Figure dataset records
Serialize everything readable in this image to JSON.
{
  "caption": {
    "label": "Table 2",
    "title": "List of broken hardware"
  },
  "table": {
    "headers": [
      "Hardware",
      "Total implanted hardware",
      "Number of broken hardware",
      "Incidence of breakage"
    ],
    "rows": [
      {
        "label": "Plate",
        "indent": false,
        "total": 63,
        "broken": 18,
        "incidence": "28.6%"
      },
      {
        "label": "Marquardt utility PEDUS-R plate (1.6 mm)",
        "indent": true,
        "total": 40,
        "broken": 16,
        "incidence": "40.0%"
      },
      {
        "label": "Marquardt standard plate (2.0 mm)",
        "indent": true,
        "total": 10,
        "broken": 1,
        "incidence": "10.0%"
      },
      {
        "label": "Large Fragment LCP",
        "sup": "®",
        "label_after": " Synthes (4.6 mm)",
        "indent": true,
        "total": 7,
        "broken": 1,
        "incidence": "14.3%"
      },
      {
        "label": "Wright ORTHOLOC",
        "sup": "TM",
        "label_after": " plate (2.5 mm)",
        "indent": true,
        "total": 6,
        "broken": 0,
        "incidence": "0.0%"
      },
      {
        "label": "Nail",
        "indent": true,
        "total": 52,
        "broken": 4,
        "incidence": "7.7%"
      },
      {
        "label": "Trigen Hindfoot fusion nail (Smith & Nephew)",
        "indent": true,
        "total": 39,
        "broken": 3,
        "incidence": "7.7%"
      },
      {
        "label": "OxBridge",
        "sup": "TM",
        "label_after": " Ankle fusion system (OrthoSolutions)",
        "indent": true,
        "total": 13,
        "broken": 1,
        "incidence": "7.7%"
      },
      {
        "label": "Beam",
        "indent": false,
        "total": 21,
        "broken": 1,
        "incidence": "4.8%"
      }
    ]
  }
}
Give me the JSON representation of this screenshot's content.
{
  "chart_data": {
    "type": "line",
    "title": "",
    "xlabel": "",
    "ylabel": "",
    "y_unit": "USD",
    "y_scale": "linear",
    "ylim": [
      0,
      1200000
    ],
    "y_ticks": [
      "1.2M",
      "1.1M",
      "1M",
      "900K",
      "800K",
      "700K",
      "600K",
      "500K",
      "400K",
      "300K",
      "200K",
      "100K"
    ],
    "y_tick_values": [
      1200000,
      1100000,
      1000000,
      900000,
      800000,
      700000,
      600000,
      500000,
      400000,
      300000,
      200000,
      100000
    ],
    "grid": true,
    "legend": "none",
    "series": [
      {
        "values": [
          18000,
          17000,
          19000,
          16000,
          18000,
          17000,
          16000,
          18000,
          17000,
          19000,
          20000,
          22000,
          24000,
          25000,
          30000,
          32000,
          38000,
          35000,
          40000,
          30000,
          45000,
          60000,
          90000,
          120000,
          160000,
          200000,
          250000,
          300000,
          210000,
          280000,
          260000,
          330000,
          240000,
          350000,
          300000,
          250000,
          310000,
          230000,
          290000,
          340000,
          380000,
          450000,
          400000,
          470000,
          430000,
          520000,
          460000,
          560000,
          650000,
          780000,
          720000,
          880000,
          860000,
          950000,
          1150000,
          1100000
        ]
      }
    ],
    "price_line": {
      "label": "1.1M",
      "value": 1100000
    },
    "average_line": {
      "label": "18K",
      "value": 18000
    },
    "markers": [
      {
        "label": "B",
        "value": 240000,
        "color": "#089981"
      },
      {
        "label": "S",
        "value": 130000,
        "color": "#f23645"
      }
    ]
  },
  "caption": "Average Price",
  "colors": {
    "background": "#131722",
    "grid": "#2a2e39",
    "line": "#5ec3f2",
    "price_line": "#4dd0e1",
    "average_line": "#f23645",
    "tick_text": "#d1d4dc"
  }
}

REQUEST -
Restate all of the entries exactly, please.

OUTPUT OF THE TASK -
Serialize everything readable in this image to JSON.
{
  "caption": {
    "label": "Table 2",
    "title": "List of broken hardware"
  },
  "table": {
    "headers": [
      "Hardware",
      "Total implanted hardware",
      "Number of broken hardware",
      "Incidence of breakage"
    ],
    "rows": [
      {
        "label": "Plate",
        "indent": false,
        "total": 63,
        "broken": 18,
        "incidence": "28.6%"
      },
      {
        "label": "Marquardt utility PEDUS-R plate (1.6 mm)",
        "indent": true,
        "total": 40,
        "broken": 16,
        "incidence": "40.0%"
      },
      {
        "label": "Marquardt standard plate (2.0 mm)",
        "indent": true,
        "total": 10,
        "broken": 1,
        "incidence": "10.0%"
      },
      {
        "label": "Large Fragment LCP",
        "sup": "®",
        "label_after": " Synthes (4.6 mm)",
        "indent": true,
        "total": 7,
        "broken": 1,
        "incidence": "14.3%"
      },
      {
        "label": "Wright ORTHOLOC",
        "sup": "TM",
        "label_after": " plate (2.5 mm)",
        "indent": true,
        "total": 6,
        "broken": 0,
        "incidence": "0.0%"
      },
      {
        "label": "Nail",
        "indent": true,
        "total": 52,
        "broken": 4,
        "incidence": "7.7%"
      },
      {
        "label": "Trigen Hindfoot fusion nail (Smith & Nephew)",
        "indent": true,
        "total": 39,
        "broken": 3,
        "incidence": "7.7%"
      },
      {
        "label": "OxBridge",
        "sup": "TM",
        "label_after": " Ankle fusion system (OrthoSolutions)",
        "indent": true,
        "total": 13,
        "broken": 1,
        "incidence": "7.7%"
      },
      {
        "label": "Beam",
        "indent": false,
        "total": 21,
        "broken": 1,
        "incidence": "4.8%"
      }
    ]
  }
}
Give me the JSON representation of this screenshot's content.
{
  "chart_data": {
    "type": "line",
    "title": "",
    "xlabel": "",
    "ylabel": "",
    "y_unit": "USD",
    "y_scale": "linear",
    "ylim": [
      0,
      1200000
    ],
    "y_ticks": [
      "1.2M",
      "1.1M",
      "1M",
      "900K",
      "800K",
      "700K",
      "600K",
      "500K",
      "400K",
      "300K",
      "200K",
      "100K"
    ],
    "y_tick_values": [
      1200000,
      1100000,
      1000000,
      900000,
      800000,
      700000,
      600000,
      500000,
      400000,
      300000,
      200000,
      100000
    ],
    "grid": true,
    "legend": "none",
    "series": [
      {
        "values": [
          18000,
          17000,
          19000,
          16000,
          18000,
          17000,
          16000,
          18000,
          17000,
          19000,
          20000,
          22000,
          24000,
          25000,
          30000,
          32000,
          38000,
          35000,
          40000,
          30000,
          45000,
          60000,
          90000,
          120000,
          160000,
          200000,
          250000,
          300000,
          210000,
          280000,
          260000,
          330000,
          240000,
          350000,
          300000,
          250000,
          310000,
          230000,
          290000,
          340000,
          380000,
          450000,
          400000,
          470000,
          430000,
          520000,
          460000,
          560000,
          650000,
          780000,
          720000,
          880000,
          860000,
          950000,
          1150000,
          1100000
        ]
      }
    ],
    "price_line": {
      "label": "1.1M",
      "value": 1100000
    },
    "average_line": {
      "label": "18K",
      "value": 18000
    },
    "markers": [
      {
        "label": "B",
        "value": 240000,
        "color": "#089981"
      },
      {
        "label": "S",
        "value": 130000,
        "color": "#f23645"
      }
    ]
  },
  "caption": "Average Price",
  "colors": {
    "background": "#131722",
    "grid": "#2a2e39",
    "line": "#5ec3f2",
    "price_line": "#4dd0e1",
    "average_line": "#f23645",
    "tick_text": "#d1d4dc"
  }
}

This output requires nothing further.